▽

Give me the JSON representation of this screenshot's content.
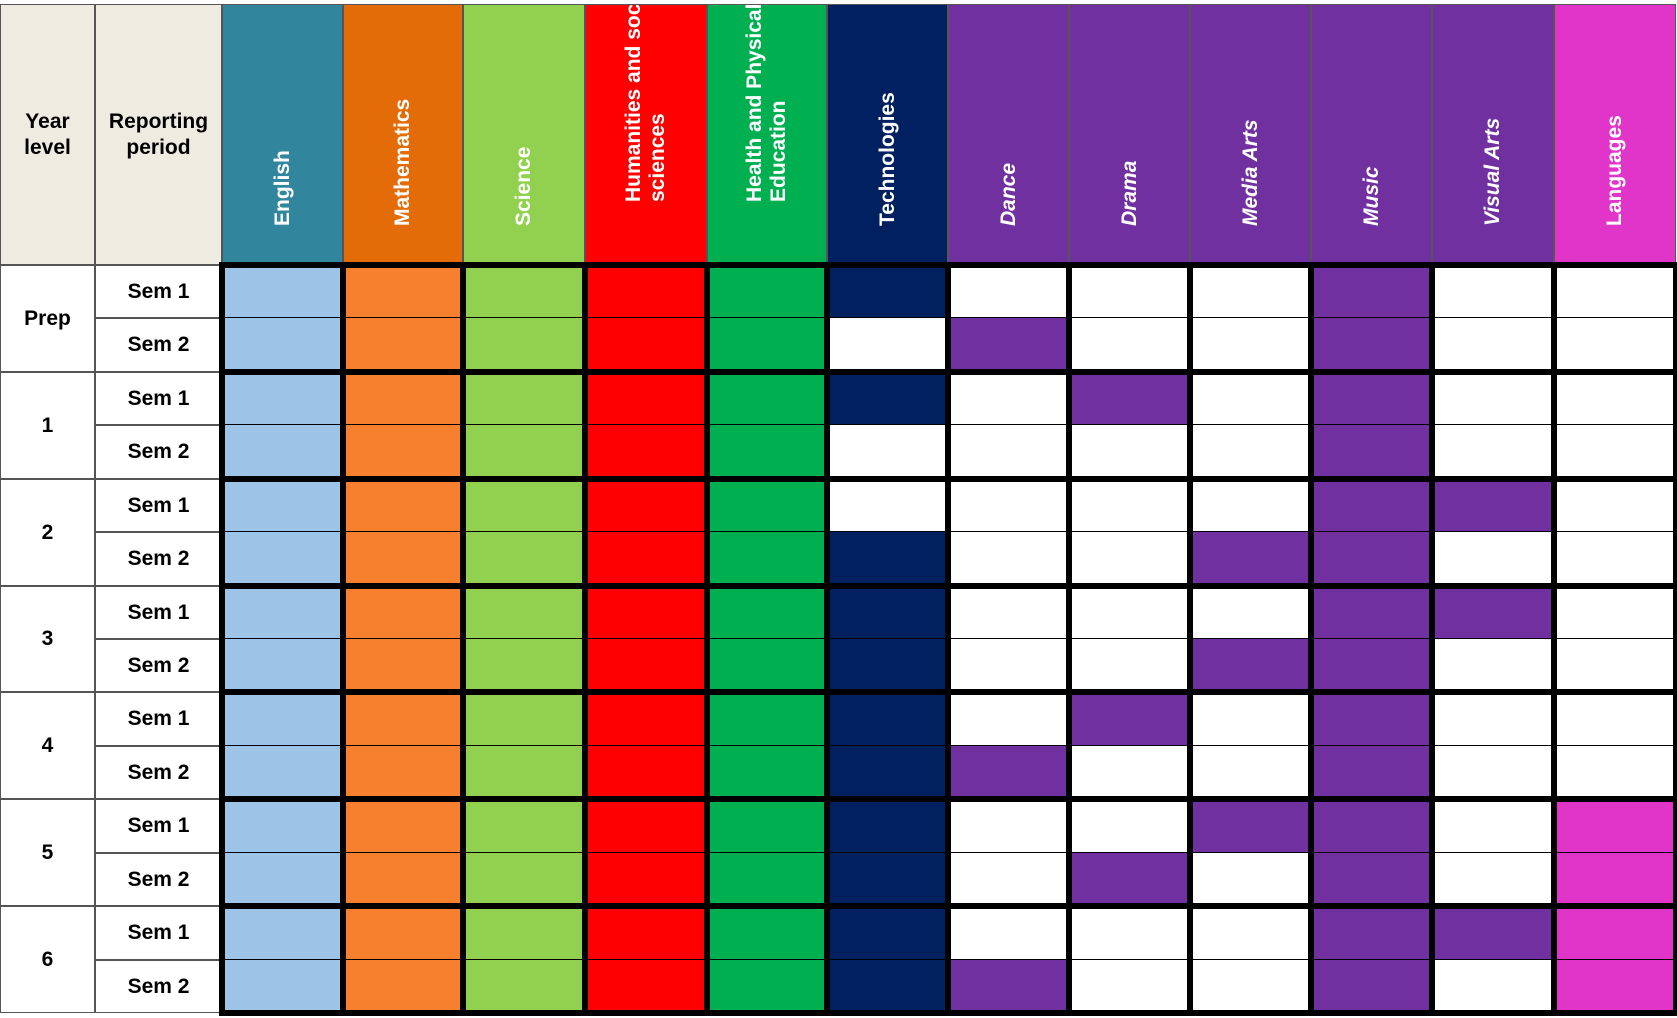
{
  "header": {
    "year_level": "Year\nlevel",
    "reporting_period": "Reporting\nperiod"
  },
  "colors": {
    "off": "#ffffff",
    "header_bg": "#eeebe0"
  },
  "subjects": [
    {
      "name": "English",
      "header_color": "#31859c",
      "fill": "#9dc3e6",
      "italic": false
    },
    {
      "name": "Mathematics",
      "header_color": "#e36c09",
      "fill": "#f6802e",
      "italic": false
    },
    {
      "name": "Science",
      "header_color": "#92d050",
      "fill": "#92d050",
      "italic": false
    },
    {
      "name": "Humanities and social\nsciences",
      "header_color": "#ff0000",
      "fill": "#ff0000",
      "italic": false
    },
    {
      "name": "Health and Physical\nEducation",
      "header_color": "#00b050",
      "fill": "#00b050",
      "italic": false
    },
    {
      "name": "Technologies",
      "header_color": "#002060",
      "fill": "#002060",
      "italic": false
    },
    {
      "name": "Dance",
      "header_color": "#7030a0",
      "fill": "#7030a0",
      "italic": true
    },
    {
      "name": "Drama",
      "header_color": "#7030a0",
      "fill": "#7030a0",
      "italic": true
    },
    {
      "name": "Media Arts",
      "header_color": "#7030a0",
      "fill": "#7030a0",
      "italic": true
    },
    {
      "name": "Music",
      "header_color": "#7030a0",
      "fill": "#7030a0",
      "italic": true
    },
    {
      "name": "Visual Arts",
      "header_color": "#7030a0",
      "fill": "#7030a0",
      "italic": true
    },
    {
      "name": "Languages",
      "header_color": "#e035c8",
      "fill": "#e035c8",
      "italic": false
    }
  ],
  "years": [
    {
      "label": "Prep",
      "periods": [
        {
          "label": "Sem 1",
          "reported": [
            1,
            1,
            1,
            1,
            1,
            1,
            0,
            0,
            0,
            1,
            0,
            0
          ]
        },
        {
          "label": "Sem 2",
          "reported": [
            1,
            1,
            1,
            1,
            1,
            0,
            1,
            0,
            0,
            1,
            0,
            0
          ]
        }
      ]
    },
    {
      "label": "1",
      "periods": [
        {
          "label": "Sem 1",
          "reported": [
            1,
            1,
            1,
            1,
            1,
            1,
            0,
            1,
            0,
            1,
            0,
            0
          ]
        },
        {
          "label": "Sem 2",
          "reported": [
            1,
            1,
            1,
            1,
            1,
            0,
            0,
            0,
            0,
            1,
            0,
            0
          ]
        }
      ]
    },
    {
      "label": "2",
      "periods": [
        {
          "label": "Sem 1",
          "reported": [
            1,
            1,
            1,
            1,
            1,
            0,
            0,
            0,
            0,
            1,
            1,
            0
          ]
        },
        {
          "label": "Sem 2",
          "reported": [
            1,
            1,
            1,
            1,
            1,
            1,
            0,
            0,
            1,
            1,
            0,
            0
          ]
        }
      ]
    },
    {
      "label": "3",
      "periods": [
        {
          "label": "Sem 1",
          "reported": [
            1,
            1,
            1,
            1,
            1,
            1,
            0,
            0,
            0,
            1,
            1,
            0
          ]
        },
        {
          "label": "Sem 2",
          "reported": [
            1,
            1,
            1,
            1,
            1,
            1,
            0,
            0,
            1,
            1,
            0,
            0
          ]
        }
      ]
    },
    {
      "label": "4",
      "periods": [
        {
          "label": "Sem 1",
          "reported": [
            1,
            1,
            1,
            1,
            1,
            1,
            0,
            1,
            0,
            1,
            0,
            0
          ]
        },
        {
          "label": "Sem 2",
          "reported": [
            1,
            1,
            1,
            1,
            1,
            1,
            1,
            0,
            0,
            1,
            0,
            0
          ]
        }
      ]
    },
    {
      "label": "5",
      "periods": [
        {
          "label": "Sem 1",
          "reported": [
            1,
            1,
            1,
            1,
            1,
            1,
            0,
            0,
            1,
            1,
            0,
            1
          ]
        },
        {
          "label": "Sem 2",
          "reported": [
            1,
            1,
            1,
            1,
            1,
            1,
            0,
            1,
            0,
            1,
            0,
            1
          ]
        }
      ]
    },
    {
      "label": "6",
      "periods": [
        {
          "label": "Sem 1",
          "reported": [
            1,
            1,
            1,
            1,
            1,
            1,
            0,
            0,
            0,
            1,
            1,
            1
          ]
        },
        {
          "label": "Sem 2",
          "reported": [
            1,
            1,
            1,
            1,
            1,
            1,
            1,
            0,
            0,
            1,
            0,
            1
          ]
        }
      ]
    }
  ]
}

△
▽

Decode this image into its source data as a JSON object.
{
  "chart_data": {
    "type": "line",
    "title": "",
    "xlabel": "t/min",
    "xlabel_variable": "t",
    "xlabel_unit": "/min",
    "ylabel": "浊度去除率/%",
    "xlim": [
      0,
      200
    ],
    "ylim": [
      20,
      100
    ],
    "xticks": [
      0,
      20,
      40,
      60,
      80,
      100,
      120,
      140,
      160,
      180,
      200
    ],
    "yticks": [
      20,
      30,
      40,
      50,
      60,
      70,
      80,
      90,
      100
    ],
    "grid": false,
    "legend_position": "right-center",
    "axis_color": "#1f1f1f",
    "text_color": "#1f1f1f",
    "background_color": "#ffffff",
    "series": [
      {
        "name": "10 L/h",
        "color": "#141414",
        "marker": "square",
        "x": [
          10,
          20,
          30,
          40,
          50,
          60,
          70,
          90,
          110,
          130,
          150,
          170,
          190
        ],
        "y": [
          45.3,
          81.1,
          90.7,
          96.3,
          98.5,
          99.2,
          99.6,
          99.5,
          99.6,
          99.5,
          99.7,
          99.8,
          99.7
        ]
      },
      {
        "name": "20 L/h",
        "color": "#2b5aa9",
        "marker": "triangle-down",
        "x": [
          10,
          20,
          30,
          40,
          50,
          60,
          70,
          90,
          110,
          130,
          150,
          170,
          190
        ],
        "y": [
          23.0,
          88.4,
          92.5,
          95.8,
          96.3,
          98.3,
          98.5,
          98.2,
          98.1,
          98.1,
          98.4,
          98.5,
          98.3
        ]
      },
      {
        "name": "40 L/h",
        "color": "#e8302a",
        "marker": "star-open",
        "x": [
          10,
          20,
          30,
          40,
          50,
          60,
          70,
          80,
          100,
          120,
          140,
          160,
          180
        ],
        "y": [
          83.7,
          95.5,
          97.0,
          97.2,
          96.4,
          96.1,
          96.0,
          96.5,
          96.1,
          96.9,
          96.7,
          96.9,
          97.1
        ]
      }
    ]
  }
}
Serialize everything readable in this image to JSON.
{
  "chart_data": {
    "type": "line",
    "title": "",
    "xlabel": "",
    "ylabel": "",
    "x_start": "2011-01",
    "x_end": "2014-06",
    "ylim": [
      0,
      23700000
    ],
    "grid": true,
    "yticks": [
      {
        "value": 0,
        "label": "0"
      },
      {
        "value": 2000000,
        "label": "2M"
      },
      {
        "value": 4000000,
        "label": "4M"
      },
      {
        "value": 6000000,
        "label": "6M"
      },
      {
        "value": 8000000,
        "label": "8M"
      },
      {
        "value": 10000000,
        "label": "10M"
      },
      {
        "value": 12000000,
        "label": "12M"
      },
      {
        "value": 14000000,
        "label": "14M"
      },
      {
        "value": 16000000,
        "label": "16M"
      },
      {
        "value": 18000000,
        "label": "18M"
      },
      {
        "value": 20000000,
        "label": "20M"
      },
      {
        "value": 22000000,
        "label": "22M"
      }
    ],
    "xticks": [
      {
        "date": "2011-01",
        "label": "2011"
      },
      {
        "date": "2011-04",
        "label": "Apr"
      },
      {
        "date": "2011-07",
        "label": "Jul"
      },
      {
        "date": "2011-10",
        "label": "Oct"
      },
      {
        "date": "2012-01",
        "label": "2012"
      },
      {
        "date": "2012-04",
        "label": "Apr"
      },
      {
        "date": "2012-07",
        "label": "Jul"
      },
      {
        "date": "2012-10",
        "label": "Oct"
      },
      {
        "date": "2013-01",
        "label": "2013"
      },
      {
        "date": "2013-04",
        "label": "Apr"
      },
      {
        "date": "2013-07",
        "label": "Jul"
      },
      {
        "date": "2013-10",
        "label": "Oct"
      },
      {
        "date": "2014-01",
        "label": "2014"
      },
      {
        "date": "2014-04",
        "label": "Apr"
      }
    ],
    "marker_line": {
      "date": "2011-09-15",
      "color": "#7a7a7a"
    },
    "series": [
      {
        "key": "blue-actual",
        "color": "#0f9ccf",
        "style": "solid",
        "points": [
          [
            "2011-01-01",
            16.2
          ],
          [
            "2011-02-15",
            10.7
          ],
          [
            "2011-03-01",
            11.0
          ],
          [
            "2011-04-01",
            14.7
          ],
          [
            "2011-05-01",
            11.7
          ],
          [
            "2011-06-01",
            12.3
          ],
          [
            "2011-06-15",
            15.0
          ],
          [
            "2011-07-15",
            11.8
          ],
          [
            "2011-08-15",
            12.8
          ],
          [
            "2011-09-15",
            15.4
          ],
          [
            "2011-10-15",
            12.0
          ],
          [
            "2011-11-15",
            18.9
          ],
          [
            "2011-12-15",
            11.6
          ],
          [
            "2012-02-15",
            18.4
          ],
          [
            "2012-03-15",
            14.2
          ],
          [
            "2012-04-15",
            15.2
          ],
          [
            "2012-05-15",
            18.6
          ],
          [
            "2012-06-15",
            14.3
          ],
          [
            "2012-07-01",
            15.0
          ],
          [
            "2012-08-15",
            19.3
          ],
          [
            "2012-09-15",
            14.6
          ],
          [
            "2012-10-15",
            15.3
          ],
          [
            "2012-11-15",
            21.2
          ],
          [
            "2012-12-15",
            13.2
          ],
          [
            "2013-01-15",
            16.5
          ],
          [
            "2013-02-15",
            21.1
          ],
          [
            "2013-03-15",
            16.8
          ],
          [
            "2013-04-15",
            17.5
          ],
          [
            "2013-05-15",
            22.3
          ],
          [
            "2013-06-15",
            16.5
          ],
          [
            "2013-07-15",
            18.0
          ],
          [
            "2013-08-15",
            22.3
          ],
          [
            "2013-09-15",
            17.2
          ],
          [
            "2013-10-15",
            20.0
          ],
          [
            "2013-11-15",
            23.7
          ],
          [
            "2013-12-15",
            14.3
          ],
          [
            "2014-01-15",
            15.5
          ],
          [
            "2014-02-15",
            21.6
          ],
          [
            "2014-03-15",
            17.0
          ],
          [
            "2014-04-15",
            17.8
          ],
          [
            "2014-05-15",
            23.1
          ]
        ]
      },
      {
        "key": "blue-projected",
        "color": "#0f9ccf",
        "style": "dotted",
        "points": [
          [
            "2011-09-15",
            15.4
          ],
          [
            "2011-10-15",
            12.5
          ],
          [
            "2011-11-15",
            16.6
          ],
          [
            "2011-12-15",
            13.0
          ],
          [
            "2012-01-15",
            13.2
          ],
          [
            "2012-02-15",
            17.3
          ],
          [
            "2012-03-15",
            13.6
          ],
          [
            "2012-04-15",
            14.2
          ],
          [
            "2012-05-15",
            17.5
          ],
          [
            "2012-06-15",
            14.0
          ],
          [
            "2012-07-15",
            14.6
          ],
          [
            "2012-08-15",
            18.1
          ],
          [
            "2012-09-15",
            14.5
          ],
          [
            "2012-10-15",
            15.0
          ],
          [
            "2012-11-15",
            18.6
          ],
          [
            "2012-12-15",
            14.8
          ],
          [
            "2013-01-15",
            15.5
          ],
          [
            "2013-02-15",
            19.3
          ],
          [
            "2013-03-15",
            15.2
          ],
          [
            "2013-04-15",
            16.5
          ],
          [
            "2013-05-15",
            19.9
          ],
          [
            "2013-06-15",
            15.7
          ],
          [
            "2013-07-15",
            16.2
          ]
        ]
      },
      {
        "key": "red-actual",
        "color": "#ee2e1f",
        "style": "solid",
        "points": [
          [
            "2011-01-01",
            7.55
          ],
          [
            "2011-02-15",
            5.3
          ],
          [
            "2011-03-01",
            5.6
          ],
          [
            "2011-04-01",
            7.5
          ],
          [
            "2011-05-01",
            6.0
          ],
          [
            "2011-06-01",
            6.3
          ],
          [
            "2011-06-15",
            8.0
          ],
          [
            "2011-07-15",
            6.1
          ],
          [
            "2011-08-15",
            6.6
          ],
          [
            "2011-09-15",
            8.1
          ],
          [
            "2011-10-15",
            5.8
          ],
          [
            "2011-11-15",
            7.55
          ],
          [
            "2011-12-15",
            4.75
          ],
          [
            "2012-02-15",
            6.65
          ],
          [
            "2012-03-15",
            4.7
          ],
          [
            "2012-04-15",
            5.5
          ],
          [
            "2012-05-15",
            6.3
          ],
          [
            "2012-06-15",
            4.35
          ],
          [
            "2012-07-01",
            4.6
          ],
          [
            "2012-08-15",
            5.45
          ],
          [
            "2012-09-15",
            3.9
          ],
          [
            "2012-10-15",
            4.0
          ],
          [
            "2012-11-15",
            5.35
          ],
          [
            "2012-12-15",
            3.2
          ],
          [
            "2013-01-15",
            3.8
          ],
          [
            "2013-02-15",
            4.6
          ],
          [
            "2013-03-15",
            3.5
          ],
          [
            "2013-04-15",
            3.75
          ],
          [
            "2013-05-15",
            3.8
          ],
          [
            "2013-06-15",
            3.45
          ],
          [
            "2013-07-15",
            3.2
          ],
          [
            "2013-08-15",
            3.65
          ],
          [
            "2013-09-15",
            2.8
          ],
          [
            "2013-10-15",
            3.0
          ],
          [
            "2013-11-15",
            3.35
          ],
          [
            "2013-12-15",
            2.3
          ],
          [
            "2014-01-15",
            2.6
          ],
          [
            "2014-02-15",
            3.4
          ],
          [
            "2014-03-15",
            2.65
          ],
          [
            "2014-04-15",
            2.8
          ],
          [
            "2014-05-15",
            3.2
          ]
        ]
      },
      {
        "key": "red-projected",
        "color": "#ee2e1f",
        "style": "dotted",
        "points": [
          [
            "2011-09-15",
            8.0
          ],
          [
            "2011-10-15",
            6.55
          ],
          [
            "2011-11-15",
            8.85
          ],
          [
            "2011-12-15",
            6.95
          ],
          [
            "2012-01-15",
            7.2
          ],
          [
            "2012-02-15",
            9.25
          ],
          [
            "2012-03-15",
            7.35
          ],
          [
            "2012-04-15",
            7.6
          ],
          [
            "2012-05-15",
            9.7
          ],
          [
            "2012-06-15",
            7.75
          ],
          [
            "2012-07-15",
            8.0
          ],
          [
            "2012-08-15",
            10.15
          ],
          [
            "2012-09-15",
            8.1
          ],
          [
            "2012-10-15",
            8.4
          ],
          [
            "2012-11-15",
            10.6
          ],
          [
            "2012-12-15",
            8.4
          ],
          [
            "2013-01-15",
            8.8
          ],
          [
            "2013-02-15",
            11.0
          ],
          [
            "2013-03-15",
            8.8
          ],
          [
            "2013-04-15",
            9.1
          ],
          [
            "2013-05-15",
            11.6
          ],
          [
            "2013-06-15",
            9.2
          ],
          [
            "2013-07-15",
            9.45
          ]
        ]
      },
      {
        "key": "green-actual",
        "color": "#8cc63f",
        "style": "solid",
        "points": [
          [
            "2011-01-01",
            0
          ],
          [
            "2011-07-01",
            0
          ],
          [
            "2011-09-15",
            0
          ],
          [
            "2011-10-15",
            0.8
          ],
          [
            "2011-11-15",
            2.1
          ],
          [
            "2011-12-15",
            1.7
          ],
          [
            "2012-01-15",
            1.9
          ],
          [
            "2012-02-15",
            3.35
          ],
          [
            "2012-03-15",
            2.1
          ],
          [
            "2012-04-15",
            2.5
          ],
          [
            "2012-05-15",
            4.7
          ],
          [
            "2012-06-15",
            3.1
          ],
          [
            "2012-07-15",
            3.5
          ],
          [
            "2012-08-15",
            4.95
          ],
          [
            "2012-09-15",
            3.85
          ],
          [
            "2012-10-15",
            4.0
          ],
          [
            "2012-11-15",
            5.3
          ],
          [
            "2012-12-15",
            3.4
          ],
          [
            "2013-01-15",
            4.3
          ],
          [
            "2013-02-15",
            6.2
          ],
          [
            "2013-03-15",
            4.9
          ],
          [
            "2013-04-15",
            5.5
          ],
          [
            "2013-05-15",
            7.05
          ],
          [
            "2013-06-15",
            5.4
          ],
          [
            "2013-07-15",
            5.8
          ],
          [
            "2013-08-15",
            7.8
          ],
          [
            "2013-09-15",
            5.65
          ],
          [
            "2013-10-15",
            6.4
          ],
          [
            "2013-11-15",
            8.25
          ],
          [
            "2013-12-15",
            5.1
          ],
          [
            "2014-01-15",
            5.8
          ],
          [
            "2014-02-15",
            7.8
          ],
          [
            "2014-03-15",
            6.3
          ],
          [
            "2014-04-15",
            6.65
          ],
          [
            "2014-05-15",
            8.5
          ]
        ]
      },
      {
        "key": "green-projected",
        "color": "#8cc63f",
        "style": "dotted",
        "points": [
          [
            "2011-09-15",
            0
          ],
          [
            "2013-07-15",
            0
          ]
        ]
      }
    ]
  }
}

△

Give only the number of lines in the entries that contain "value".

◆ Answer to the exercise ◆
12